WORK INSTRUCTIONS
Please recast the part of the material that opens with the line containing "520, 370, 550]" and closes with the line containing "addition-label: Addition : [31, 337, 90, 353]", both ends included, as a Markdown table with columns Row and Line. Number each line, skip any blank ones, and include nothing outside that span.

Stored data entries
══════════════════════════════

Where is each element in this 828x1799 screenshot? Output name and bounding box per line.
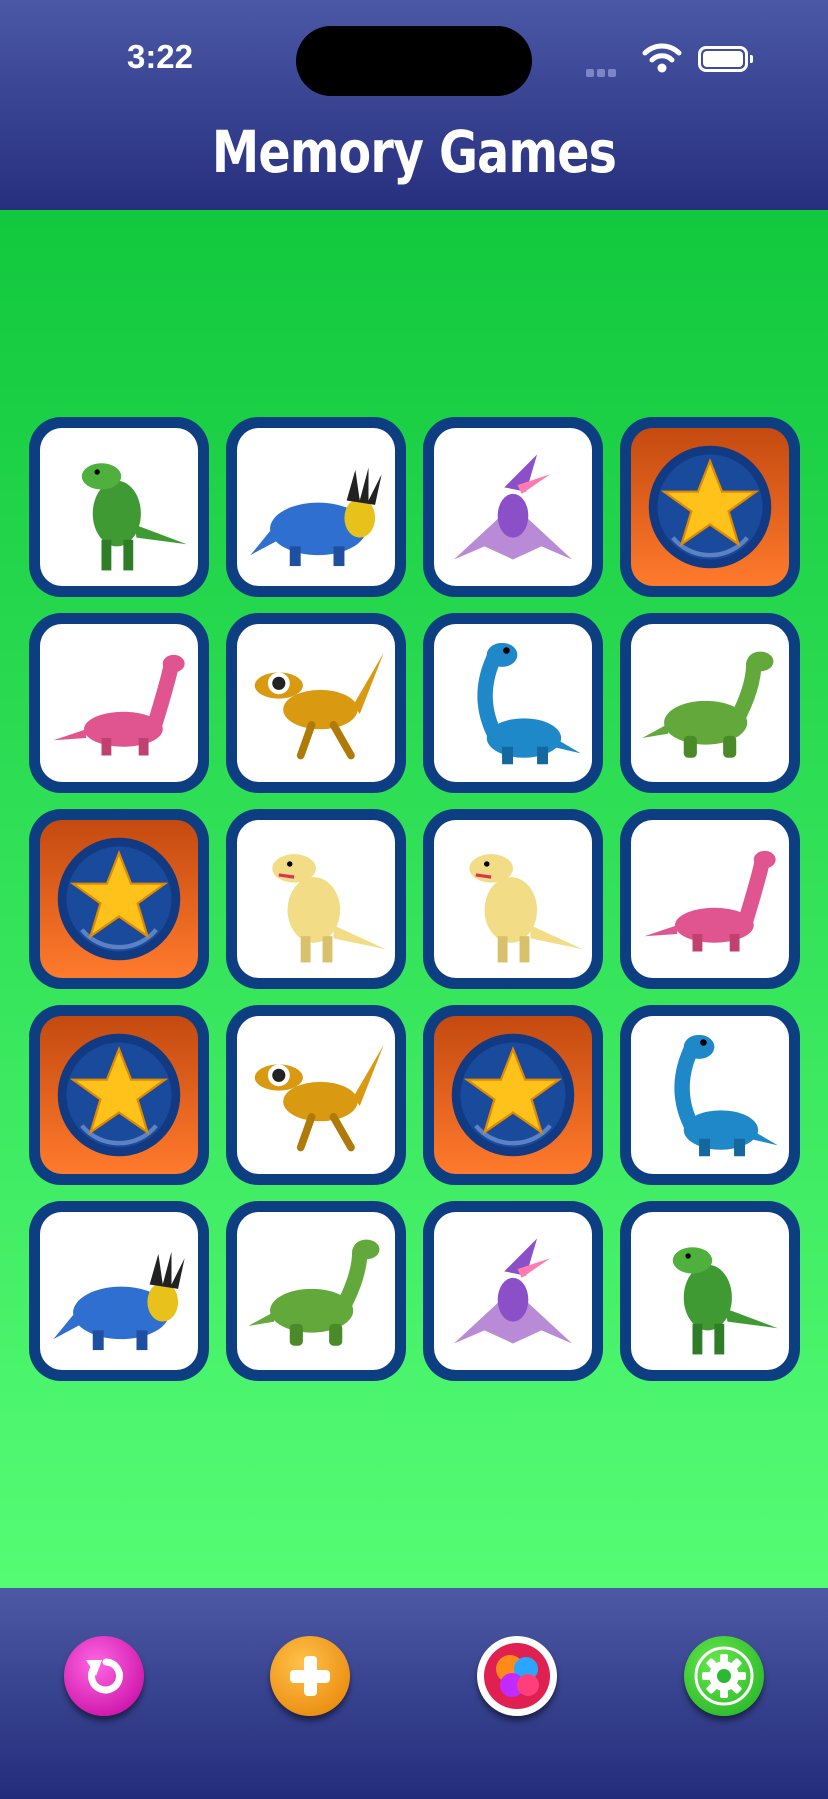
green-sauropod-icon	[248, 1239, 380, 1346]
pink-brontosaurus-icon	[53, 654, 185, 756]
card-face	[434, 428, 592, 586]
card-face	[237, 820, 395, 978]
add-button[interactable]	[270, 1636, 350, 1716]
settings-button[interactable]	[684, 1636, 764, 1716]
card-grid	[29, 417, 800, 1381]
green-trex-icon	[672, 1247, 778, 1355]
card-face	[631, 624, 789, 782]
memory-card[interactable]	[29, 1005, 209, 1185]
card-back	[40, 820, 198, 978]
star-card-back-icon	[648, 445, 772, 569]
status-time: 3:22	[126, 38, 194, 75]
memory-card[interactable]	[29, 417, 209, 597]
memory-card[interactable]	[620, 417, 800, 597]
memory-card[interactable]	[226, 809, 406, 989]
blue-brachiosaurus-icon	[477, 642, 581, 765]
memory-card[interactable]	[29, 613, 209, 793]
yellow-allosaurus-icon	[272, 854, 386, 963]
plus-icon	[290, 1656, 330, 1696]
green-trex-icon	[81, 463, 187, 571]
colors-button[interactable]	[477, 1636, 557, 1716]
memory-card[interactable]	[620, 1201, 800, 1381]
memory-card[interactable]	[226, 613, 406, 793]
bottom-toolbar	[0, 1588, 828, 1799]
card-face	[434, 1212, 592, 1370]
card-face	[40, 1212, 198, 1370]
yellow-raptor-icon	[254, 652, 384, 760]
green-sauropod-icon	[642, 651, 774, 758]
blue-styracosaurus-icon	[53, 1251, 185, 1351]
star-card-back-icon	[451, 1033, 575, 1157]
card-face	[434, 820, 592, 978]
cellular-signal-icon	[586, 64, 630, 77]
purple-pterodactyl-icon	[453, 454, 573, 560]
memory-card[interactable]	[423, 613, 603, 793]
header-bar: 3:22 Memory Games	[0, 0, 828, 210]
card-face	[237, 624, 395, 782]
memory-card[interactable]	[423, 417, 603, 597]
refresh-icon	[86, 1658, 123, 1694]
blue-styracosaurus-icon	[250, 467, 382, 567]
memory-card[interactable]	[226, 1201, 406, 1381]
card-back	[434, 1016, 592, 1174]
memory-card[interactable]	[620, 613, 800, 793]
yellow-raptor-icon	[254, 1044, 384, 1152]
star-card-back-icon	[57, 1033, 181, 1157]
pink-brontosaurus-icon	[644, 850, 776, 952]
card-face	[40, 624, 198, 782]
card-face	[631, 1016, 789, 1174]
memory-card[interactable]	[226, 417, 406, 597]
card-face	[40, 428, 198, 586]
memory-card[interactable]	[423, 1005, 603, 1185]
memory-card[interactable]	[423, 809, 603, 989]
memory-card[interactable]	[423, 1201, 603, 1381]
memory-card[interactable]	[620, 1005, 800, 1185]
color-balls-icon	[484, 1643, 550, 1709]
dynamic-island	[296, 26, 532, 96]
card-face	[237, 1016, 395, 1174]
memory-card[interactable]	[620, 809, 800, 989]
game-board	[0, 210, 828, 1588]
memory-card[interactable]	[29, 1201, 209, 1381]
card-back	[631, 428, 789, 586]
star-card-back-icon	[57, 837, 181, 961]
purple-pterodactyl-icon	[453, 1238, 573, 1344]
reset-button[interactable]	[64, 1636, 144, 1716]
blue-brachiosaurus-icon	[674, 1034, 778, 1157]
memory-card[interactable]	[226, 1005, 406, 1185]
gear-icon	[694, 1646, 754, 1706]
wifi-icon	[642, 43, 682, 73]
card-face	[237, 1212, 395, 1370]
card-face	[434, 624, 592, 782]
card-face	[237, 428, 395, 586]
card-face	[631, 820, 789, 978]
memory-card[interactable]	[29, 809, 209, 989]
page-title: Memory Games	[211, 118, 617, 186]
card-back	[40, 1016, 198, 1174]
yellow-allosaurus-icon	[469, 854, 583, 963]
card-face	[631, 1212, 789, 1370]
battery-icon	[698, 46, 753, 72]
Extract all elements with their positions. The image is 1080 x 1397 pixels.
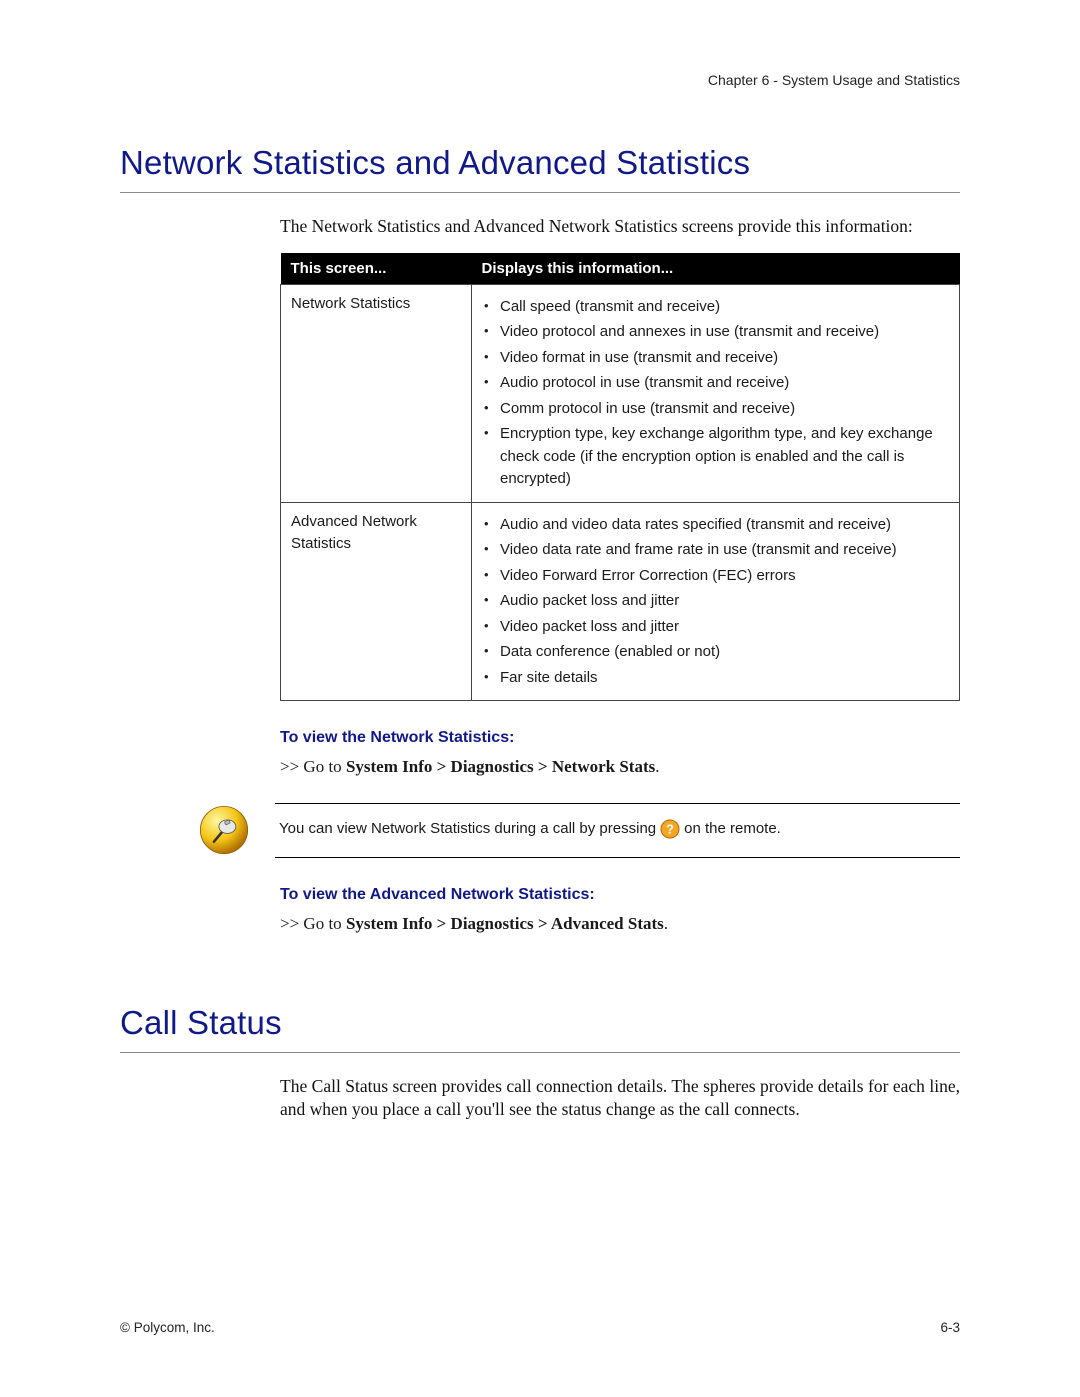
note-text-pre: You can view Network Statistics during a… [279,818,656,841]
step-adv-stats: >> Go to System Info > Diagnostics > Adv… [280,914,960,934]
step-path: System Info > Diagnostics > Advanced Sta… [346,914,664,933]
step-path: System Info > Diagnostics > Network Stat… [346,757,655,776]
step-prefix: >> Go to [280,757,346,776]
note-box: You can view Network Statistics during a… [275,803,960,858]
table-head-col1: This screen... [281,253,472,285]
running-header: Chapter 6 - System Usage and Statistics [708,72,960,88]
heading-network-statistics: Network Statistics and Advanced Statisti… [120,144,960,193]
heading-call-status: Call Status [120,1004,960,1053]
table-cell-content: Audio and video data rates specified (tr… [472,502,960,701]
pushpin-icon [195,803,253,857]
page: Chapter 6 - System Usage and Statistics … [0,0,1080,1397]
list-item: Audio protocol in use (transmit and rece… [482,372,949,395]
footer-right: 6-3 [940,1320,960,1335]
note-row: You can view Network Statistics during a… [195,803,960,858]
table-cell-label: Network Statistics [281,284,472,502]
note-text-post: on the remote. [684,818,781,841]
list-item: Video data rate and frame rate in use (t… [482,539,949,562]
call-status-body: The Call Status screen provides call con… [280,1075,960,1122]
table-cell-content: Call speed (transmit and receive) Video … [472,284,960,502]
step-network-stats: >> Go to System Info > Diagnostics > Net… [280,757,960,777]
list-item: Video format in use (transmit and receiv… [482,347,949,370]
list-item: Data conference (enabled or not) [482,641,949,664]
table-row: Advanced Network Statistics Audio and vi… [281,502,960,701]
table-head-col2: Displays this information... [472,253,960,285]
list-item: Comm protocol in use (transmit and recei… [482,398,949,421]
step-prefix: >> Go to [280,914,346,933]
step-suffix: . [655,757,659,776]
step-suffix: . [664,914,668,933]
list-item: Audio packet loss and jitter [482,590,949,613]
table-cell-label: Advanced Network Statistics [281,502,472,701]
body-column: The Network Statistics and Advanced Netw… [280,215,960,934]
list-item: Video packet loss and jitter [482,616,949,639]
table-row: Network Statistics Call speed (transmit … [281,284,960,502]
list-item: Call speed (transmit and receive) [482,296,949,319]
footer: © Polycom, Inc. 6-3 [120,1320,960,1335]
list-item: Far site details [482,667,949,690]
list-item: Encryption type, key exchange algorithm … [482,423,949,491]
subhead-view-adv-network-stats: To view the Advanced Network Statistics: [280,886,960,904]
help-icon: ? [660,819,680,839]
list-item: Audio and video data rates specified (tr… [482,514,949,537]
list-item: Video Forward Error Correction (FEC) err… [482,565,949,588]
intro-paragraph: The Network Statistics and Advanced Netw… [280,215,960,239]
list-item: Video protocol and annexes in use (trans… [482,321,949,344]
info-table: This screen... Displays this information… [280,253,960,702]
svg-text:?: ? [666,822,674,837]
footer-left: © Polycom, Inc. [120,1320,215,1335]
subhead-view-network-stats: To view the Network Statistics: [280,729,960,747]
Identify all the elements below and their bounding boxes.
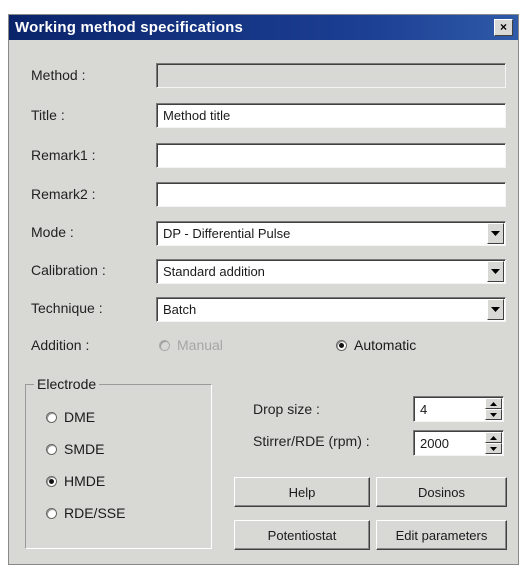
potentiostat-button[interactable]: Potentiostat [234, 520, 370, 550]
title-input[interactable]: Method title [156, 103, 506, 128]
electrode-legend: Electrode [34, 376, 100, 392]
help-button[interactable]: Help [234, 477, 370, 507]
title-bar[interactable]: Working method specifications × [9, 15, 518, 40]
method-specifications-dialog: Working method specifications × Method :… [8, 14, 519, 565]
drop-size-spinner[interactable]: 4 [413, 396, 504, 422]
technique-label: Technique : [31, 300, 103, 316]
chevron-up-icon [490, 435, 497, 440]
electrode-dme-label: DME [64, 409, 96, 425]
addition-label: Addition : [31, 337, 90, 353]
stirrer-spinner[interactable]: 2000 [413, 430, 504, 456]
electrode-dme-radio[interactable]: DME [46, 409, 95, 425]
close-button[interactable]: × [494, 19, 513, 36]
drop-size-down-button[interactable] [485, 409, 502, 420]
electrode-rde-sse-radio[interactable]: RDE/SSE [46, 505, 125, 521]
addition-manual-radio: Manual [159, 337, 223, 353]
method-field [156, 63, 506, 88]
electrode-group: Electrode DME SMDE HMDE RDE/SSE [25, 376, 212, 549]
technique-value: Batch [163, 302, 197, 317]
mode-value: DP - Differential Pulse [163, 226, 291, 241]
mode-dropdown-button[interactable] [487, 223, 504, 244]
stirrer-value: 2000 [420, 436, 449, 451]
electrode-smde-radio[interactable]: SMDE [46, 441, 104, 457]
drop-size-label: Drop size : [253, 401, 320, 417]
addition-automatic-radio[interactable]: Automatic [336, 337, 416, 353]
remark1-input[interactable] [156, 143, 506, 168]
chevron-down-icon [490, 412, 497, 417]
chevron-down-icon [491, 269, 500, 274]
radio-indicator [159, 339, 170, 351]
dosinos-button-label: Dosinos [418, 484, 465, 500]
remark2-label: Remark2 : [31, 186, 96, 202]
electrode-hmde-label: HMDE [64, 473, 106, 489]
mode-label: Mode : [31, 224, 74, 240]
chevron-up-icon [490, 401, 497, 406]
edit-parameters-button[interactable]: Edit parameters [376, 520, 507, 550]
chevron-down-icon [491, 231, 500, 236]
stirrer-up-button[interactable] [485, 432, 502, 443]
calibration-value: Standard addition [163, 264, 265, 279]
stirrer-down-button[interactable] [485, 443, 502, 454]
drop-size-up-button[interactable] [485, 398, 502, 409]
mode-select[interactable]: DP - Differential Pulse [156, 221, 506, 246]
chevron-down-icon [491, 307, 500, 312]
dosinos-button[interactable]: Dosinos [376, 477, 507, 507]
potentiostat-button-label: Potentiostat [267, 527, 337, 543]
remark1-label: Remark1 : [31, 147, 96, 163]
radio-indicator [46, 411, 57, 423]
electrode-hmde-radio[interactable]: HMDE [46, 473, 105, 489]
stirrer-label: Stirrer/RDE (rpm) : [253, 433, 370, 449]
radio-indicator [336, 339, 347, 351]
dialog-title: Working method specifications [15, 19, 244, 36]
addition-manual-label: Manual [177, 337, 223, 353]
close-icon: × [499, 20, 507, 34]
method-label: Method : [31, 67, 86, 83]
chevron-down-icon [490, 446, 497, 451]
radio-indicator [46, 507, 57, 519]
calibration-label: Calibration : [31, 262, 106, 278]
edit-parameters-button-label: Edit parameters [395, 527, 488, 543]
radio-indicator [46, 443, 57, 455]
drop-size-value: 4 [420, 402, 428, 417]
technique-dropdown-button[interactable] [487, 299, 504, 320]
calibration-dropdown-button[interactable] [487, 261, 504, 282]
radio-indicator [46, 475, 57, 487]
addition-automatic-label: Automatic [354, 337, 417, 353]
calibration-select[interactable]: Standard addition [156, 259, 506, 284]
remark2-input[interactable] [156, 182, 506, 207]
electrode-rde-sse-label: RDE/SSE [64, 505, 126, 521]
electrode-smde-label: SMDE [64, 441, 105, 457]
technique-select[interactable]: Batch [156, 297, 506, 322]
help-button-label: Help [288, 484, 316, 500]
title-label: Title : [31, 107, 65, 123]
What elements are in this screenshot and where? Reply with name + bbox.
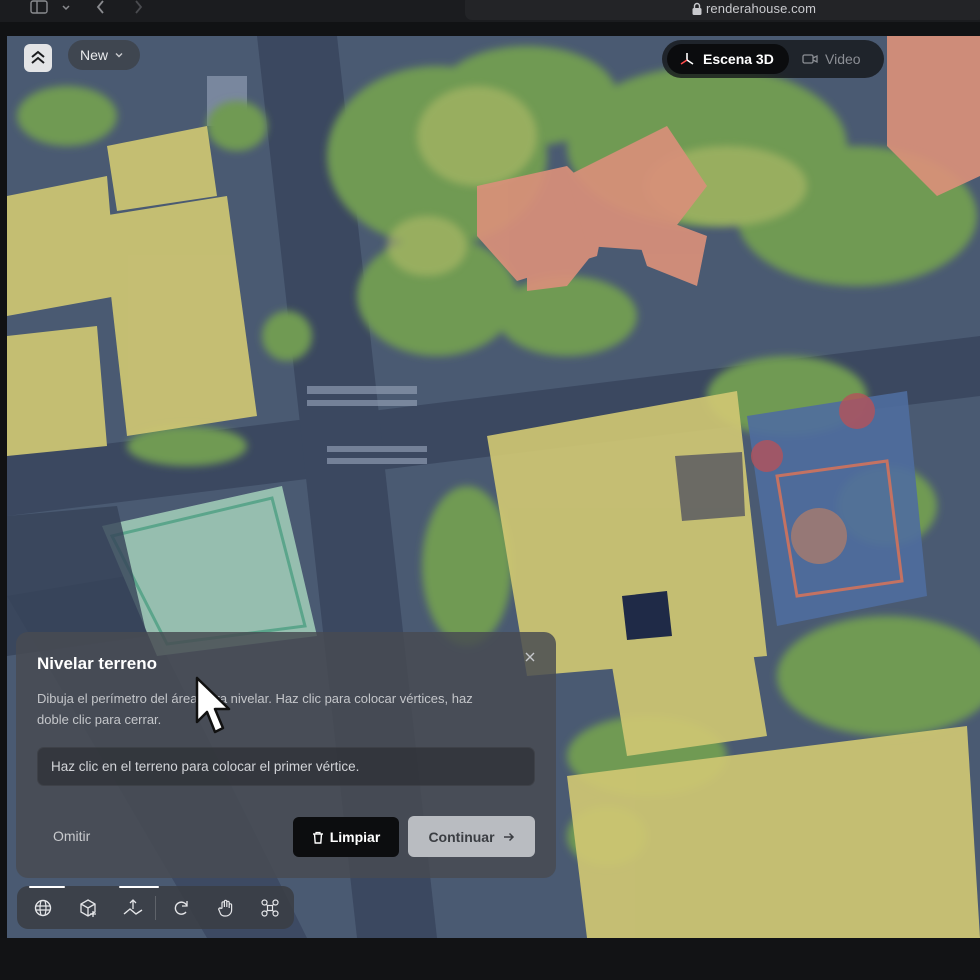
new-project-dropdown[interactable]: New xyxy=(68,40,140,70)
tool-bar xyxy=(17,886,294,929)
clear-button[interactable]: Limpiar xyxy=(293,817,399,857)
browser-toolbar: renderahouse.com xyxy=(0,0,980,22)
add-object-tool[interactable] xyxy=(75,895,101,921)
collapse-panels-button[interactable] xyxy=(24,44,52,72)
pan-tool[interactable] xyxy=(213,895,239,921)
chevron-down-icon xyxy=(115,53,123,58)
hand-icon xyxy=(218,899,233,917)
clear-button-label: Limpiar xyxy=(329,829,381,845)
panel-hint: Haz clic en el terreno para colocar el p… xyxy=(37,747,535,786)
terrain-tool[interactable] xyxy=(120,895,146,921)
skip-button[interactable]: Omitir xyxy=(53,828,90,844)
rotate-icon xyxy=(174,901,188,915)
map-viewport[interactable]: New Escena 3D Video Nivelar terreno Dibu… xyxy=(7,36,980,938)
drone-icon xyxy=(261,899,279,917)
double-chevron-up-icon xyxy=(31,50,45,64)
tab-escena-3d[interactable]: Escena 3D xyxy=(667,44,789,74)
continue-button[interactable]: Continuar xyxy=(408,816,535,857)
globe-grid-tool[interactable] xyxy=(30,895,56,921)
url-text[interactable]: renderahouse.com xyxy=(706,1,816,16)
new-label: New xyxy=(80,47,109,63)
globe-grid-icon xyxy=(34,899,52,917)
video-camera-icon xyxy=(802,54,818,64)
view-mode-switch: Escena 3D Video xyxy=(662,40,884,78)
active-tool-indicator xyxy=(29,886,65,888)
cube-add-icon xyxy=(80,899,96,917)
toolbar-divider xyxy=(155,896,156,920)
forward-arrow-icon[interactable] xyxy=(132,0,144,17)
active-tool-indicator xyxy=(119,886,159,888)
drone-tool[interactable] xyxy=(257,895,283,921)
continue-button-label: Continuar xyxy=(428,828,495,845)
arrow-right-icon xyxy=(503,832,514,841)
lock-icon xyxy=(691,2,703,16)
trash-icon xyxy=(312,831,323,844)
close-button[interactable] xyxy=(524,650,536,668)
tab-escena-3d-label: Escena 3D xyxy=(703,51,774,67)
tab-video-label: Video xyxy=(825,51,861,67)
bottom-strip xyxy=(0,938,980,980)
panel-description: Dibuja el perímetro del área para nivela… xyxy=(37,691,473,727)
tab-video[interactable]: Video xyxy=(802,44,861,74)
axes-3d-icon xyxy=(680,53,694,65)
back-arrow-icon[interactable] xyxy=(95,0,107,17)
rotate-tool[interactable] xyxy=(169,895,195,921)
terrain-pin-icon xyxy=(123,899,143,915)
panel-title: Nivelar terreno xyxy=(37,654,157,673)
mouse-pointer-icon xyxy=(195,676,231,734)
close-icon xyxy=(525,652,535,662)
sidebar-toggle-icon[interactable] xyxy=(30,0,48,17)
level-terrain-panel: Nivelar terreno Dibuja el perímetro del … xyxy=(16,632,556,878)
chevron-down-icon[interactable] xyxy=(61,0,71,16)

══════════════════════════════

EXERCISE ANSWER
| Row | Line |
|---|---|
| 1 | potentiostat-button[interactable]: Potentiostat [234, 520, 370, 550] |
| 2 | title-input[interactable]: Method title [156, 103, 506, 128] |
| 3 | electrode-legend: Electrode [34, 376, 100, 392] |
| 4 | help-button[interactable]: Help [234, 477, 370, 507] |
| 5 | title-bar[interactable]: Working method specifications × [9, 15, 518, 40] |
| 6 | method-specifications-dialog: Working method specifications × Method :… [8, 14, 519, 565] |
| 7 | drop-size-spinner[interactable]: 4 [413, 396, 504, 422] |
| 8 | technique-label: Technique : [31, 300, 103, 316] |
| 9 | chevron-up-icon [490, 435, 497, 440] |
| 10 | electrode-dme-label: DME [64, 409, 96, 425] |
| 11 | addition-label: Addition : [31, 337, 90, 353] |